**What to produce**
Reproduce each line of the material precisely.

(begin)

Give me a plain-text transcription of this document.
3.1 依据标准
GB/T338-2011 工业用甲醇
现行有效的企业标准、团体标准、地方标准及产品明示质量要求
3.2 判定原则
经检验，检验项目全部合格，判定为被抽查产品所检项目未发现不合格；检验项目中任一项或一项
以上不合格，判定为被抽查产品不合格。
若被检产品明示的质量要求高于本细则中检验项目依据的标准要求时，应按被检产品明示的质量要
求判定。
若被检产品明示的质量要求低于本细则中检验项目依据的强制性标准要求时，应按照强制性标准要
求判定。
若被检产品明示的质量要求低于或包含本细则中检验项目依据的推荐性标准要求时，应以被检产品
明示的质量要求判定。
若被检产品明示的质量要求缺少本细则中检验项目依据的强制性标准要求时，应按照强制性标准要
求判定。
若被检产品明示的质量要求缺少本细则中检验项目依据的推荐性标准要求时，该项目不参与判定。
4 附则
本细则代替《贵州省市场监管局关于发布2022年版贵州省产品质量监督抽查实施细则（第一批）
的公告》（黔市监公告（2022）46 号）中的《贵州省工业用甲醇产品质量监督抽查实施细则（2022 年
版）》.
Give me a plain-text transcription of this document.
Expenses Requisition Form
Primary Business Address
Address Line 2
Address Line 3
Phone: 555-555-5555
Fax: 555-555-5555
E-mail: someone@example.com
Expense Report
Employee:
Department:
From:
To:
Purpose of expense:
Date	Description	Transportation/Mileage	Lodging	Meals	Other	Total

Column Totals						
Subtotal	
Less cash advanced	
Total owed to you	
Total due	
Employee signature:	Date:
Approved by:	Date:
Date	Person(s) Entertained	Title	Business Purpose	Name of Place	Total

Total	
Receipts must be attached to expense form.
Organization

(end)

**Completed exercise**
Give me a plain-text transcription of this document.
3.1 依据标准
GB/T338-2011 工业用甲醇
现行有效的企业标准、团体标准、地方标准及产品明示质量要求
3.2 判定原则
经检验，检验项目全部合格，判定为被抽查产品所检项目未发现不合格；检验项目中任一项或一项
以上不合格，判定为被抽查产品不合格。
若被检产品明示的质量要求高于本细则中检验项目依据的标准要求时，应按被检产品明示的质量要
求判定。
若被检产品明示的质量要求低于本细则中检验项目依据的强制性标准要求时，应按照强制性标准要
求判定。
若被检产品明示的质量要求低于或包含本细则中检验项目依据的推荐性标准要求时，应以被检产品
明示的质量要求判定。
若被检产品明示的质量要求缺少本细则中检验项目依据的强制性标准要求时，应按照强制性标准要
求判定。
若被检产品明示的质量要求缺少本细则中检验项目依据的推荐性标准要求时，该项目不参与判定。
4 附则
本细则代替《贵州省市场监管局关于发布2022年版贵州省产品质量监督抽查实施细则（第一批）
的公告》（黔市监公告（2022）46 号）中的《贵州省工业用甲醇产品质量监督抽查实施细则（2022 年
版）》.
Give me a plain-text transcription of this document.
Expenses Requisition Form
Primary Business Address
Address Line 2
Address Line 3
Phone: 555-555-5555
Fax: 555-555-5555
E-mail: someone@example.com
Expense Report
Employee:
Department:
From:
To:
Purpose of expense:
Date	Description	Transportation/Mileage	Lodging	Meals	Other	Total

Column Totals						
Subtotal	
Less cash advanced	
Total owed to you	
Total due	
Employee signature:	Date:
Approved by:	Date:
Date	Person(s) Entertained	Title	Business Purpose	Name of Place	Total

Total	
Receipts must be attached to expense form.
Organization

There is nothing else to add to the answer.